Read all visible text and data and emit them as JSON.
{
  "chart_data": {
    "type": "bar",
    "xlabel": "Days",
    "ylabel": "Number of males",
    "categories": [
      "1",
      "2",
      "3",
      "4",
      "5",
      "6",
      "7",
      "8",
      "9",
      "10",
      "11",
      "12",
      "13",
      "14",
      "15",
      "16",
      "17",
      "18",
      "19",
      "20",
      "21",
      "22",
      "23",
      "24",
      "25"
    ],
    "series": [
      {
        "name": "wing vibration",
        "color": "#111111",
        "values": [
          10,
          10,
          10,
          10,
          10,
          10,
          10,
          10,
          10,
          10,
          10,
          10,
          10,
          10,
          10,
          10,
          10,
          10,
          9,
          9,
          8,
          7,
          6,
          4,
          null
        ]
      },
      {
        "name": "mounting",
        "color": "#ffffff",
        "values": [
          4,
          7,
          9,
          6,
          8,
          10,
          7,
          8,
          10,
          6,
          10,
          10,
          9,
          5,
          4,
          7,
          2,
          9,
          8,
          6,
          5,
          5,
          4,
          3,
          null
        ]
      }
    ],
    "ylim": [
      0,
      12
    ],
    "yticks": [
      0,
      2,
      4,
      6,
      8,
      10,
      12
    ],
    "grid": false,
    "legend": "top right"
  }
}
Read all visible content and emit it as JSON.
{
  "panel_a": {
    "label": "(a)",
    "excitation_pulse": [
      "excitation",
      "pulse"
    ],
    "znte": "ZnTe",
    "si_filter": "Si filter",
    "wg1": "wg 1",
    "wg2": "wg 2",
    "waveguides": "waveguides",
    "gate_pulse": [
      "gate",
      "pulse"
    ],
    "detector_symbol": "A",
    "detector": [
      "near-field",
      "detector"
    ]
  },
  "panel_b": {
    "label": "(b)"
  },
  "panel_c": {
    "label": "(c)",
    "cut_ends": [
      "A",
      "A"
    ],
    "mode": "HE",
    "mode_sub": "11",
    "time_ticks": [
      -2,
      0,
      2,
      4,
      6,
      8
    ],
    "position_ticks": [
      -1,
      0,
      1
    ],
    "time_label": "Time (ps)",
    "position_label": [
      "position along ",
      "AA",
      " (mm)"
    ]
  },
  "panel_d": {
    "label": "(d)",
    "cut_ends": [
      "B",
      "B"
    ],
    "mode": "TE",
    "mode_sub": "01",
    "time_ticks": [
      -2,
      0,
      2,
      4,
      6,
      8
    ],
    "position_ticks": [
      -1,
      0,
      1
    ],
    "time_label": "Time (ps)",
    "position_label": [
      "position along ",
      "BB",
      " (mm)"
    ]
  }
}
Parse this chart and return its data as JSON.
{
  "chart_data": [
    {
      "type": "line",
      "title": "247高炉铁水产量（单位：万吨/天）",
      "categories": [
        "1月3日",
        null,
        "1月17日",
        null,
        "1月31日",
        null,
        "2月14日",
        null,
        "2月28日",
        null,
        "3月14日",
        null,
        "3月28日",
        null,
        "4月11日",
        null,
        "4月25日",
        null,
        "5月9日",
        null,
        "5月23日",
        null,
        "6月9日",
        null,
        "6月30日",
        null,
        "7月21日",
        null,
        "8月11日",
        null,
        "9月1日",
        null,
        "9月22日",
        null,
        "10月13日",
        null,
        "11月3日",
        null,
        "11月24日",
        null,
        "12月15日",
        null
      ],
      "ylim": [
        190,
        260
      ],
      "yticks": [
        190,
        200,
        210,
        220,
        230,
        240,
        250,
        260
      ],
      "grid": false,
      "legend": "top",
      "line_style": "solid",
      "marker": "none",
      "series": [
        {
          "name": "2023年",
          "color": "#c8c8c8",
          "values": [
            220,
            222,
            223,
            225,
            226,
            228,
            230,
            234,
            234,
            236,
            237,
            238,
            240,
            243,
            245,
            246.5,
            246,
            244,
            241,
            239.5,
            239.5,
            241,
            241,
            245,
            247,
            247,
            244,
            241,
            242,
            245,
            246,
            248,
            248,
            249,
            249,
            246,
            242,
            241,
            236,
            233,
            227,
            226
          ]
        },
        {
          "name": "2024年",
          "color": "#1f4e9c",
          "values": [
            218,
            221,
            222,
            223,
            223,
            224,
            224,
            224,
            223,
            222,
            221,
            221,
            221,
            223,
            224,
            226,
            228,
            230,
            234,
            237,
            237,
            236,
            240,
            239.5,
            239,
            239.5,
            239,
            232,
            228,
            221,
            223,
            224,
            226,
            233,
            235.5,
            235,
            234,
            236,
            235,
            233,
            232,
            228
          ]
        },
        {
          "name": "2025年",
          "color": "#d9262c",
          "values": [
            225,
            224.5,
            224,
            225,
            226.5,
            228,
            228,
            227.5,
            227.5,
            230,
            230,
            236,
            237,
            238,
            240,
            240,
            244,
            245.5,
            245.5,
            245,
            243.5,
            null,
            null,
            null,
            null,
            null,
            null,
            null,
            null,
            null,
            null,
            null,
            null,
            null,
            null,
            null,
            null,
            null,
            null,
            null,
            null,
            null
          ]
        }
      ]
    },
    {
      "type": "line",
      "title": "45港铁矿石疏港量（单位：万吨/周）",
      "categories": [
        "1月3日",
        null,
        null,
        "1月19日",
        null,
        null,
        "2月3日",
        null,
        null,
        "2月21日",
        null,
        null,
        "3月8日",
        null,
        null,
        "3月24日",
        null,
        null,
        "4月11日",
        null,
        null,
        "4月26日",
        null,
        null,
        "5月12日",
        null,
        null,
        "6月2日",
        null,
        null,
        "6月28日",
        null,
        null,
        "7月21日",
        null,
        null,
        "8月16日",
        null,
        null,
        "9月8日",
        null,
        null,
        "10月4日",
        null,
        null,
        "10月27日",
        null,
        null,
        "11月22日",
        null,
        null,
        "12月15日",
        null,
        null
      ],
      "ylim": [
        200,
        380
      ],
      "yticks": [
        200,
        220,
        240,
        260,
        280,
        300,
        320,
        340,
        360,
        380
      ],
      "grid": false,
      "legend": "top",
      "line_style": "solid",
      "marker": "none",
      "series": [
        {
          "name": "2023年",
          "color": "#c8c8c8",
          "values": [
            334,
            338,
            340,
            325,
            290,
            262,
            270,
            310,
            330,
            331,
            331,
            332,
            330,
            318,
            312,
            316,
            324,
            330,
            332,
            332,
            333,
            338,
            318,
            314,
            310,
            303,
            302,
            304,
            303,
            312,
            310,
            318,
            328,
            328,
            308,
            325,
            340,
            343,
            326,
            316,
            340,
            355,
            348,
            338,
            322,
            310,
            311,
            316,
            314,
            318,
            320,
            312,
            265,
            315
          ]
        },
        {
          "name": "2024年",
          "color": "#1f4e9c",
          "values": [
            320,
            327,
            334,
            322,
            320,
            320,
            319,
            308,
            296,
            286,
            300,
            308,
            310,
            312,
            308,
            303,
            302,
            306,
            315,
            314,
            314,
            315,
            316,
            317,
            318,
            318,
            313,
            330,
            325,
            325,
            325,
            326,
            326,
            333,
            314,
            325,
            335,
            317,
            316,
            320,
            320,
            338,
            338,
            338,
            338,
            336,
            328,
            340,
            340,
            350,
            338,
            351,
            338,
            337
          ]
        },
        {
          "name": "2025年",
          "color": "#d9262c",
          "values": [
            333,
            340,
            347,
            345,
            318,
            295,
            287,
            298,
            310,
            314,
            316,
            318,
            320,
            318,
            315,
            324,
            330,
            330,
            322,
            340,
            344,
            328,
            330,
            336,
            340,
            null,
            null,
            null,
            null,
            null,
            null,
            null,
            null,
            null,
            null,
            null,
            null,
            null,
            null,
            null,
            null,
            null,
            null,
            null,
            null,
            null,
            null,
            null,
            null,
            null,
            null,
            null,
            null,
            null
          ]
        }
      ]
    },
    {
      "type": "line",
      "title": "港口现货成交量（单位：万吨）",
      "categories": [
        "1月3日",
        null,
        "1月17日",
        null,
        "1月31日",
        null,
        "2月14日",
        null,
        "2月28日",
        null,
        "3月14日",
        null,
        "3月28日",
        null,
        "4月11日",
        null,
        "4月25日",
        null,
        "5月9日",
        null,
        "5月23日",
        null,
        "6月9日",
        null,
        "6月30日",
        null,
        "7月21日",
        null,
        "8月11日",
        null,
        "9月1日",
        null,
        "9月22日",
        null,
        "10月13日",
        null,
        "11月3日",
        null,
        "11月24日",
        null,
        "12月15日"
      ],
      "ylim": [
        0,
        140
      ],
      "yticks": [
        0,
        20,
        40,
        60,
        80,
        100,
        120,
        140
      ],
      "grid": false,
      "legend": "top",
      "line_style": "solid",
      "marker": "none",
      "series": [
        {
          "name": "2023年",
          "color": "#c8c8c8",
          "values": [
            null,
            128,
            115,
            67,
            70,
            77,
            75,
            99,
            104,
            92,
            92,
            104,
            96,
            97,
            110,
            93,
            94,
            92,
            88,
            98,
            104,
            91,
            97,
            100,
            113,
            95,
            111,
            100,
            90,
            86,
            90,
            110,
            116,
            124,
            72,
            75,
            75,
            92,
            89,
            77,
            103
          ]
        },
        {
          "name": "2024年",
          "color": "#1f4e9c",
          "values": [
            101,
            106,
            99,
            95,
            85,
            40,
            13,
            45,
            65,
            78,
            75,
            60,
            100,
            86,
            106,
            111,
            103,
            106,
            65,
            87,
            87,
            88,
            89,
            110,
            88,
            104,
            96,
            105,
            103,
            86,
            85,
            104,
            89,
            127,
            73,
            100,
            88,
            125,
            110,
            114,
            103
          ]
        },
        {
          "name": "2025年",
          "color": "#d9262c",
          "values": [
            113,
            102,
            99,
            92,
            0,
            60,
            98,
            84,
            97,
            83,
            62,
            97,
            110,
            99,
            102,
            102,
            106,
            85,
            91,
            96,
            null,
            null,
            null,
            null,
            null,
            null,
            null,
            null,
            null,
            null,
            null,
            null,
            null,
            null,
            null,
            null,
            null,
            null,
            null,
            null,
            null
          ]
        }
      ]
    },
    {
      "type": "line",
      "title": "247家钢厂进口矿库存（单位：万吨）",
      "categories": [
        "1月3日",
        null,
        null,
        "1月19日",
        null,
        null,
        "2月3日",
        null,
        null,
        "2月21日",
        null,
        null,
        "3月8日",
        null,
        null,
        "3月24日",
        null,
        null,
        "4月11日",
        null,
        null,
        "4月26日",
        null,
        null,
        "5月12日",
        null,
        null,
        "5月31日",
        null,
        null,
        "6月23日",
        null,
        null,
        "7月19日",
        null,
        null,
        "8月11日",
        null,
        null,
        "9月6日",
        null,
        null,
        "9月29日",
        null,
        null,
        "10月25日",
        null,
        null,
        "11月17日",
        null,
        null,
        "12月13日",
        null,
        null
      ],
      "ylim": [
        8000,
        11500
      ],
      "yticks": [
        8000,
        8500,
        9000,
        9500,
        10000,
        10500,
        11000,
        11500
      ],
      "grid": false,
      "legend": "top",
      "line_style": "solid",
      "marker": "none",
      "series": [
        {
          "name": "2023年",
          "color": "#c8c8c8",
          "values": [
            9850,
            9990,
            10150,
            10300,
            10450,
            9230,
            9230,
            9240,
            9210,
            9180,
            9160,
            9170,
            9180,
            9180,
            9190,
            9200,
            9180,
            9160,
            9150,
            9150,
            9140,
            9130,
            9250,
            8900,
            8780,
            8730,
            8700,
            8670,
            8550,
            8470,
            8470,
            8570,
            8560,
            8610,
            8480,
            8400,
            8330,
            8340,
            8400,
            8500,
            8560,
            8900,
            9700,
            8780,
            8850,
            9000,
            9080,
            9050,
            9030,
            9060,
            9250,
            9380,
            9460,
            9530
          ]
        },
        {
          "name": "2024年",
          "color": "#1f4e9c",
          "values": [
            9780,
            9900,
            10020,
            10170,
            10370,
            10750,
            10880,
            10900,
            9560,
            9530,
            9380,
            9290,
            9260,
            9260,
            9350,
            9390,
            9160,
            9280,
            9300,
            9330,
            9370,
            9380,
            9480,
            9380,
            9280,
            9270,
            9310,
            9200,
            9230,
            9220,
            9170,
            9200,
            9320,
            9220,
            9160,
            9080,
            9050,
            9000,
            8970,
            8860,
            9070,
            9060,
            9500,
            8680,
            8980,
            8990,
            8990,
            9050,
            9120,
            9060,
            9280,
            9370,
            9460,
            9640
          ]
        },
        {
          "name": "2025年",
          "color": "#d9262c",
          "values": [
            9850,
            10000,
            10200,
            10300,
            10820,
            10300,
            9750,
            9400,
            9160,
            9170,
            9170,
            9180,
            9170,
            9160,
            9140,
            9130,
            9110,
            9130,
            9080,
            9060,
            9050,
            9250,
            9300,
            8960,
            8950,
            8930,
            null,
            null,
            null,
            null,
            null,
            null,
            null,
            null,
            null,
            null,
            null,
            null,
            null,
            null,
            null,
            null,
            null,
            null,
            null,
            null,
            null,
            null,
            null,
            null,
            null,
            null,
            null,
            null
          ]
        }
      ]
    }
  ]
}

========

- [GOAL]: Sift the material for lines with the string "Read". Copy each one found.

- [THE OUTPUT]:
Read all visible text and data and emit them as JSON.
Read all visible content and emit it as JSON.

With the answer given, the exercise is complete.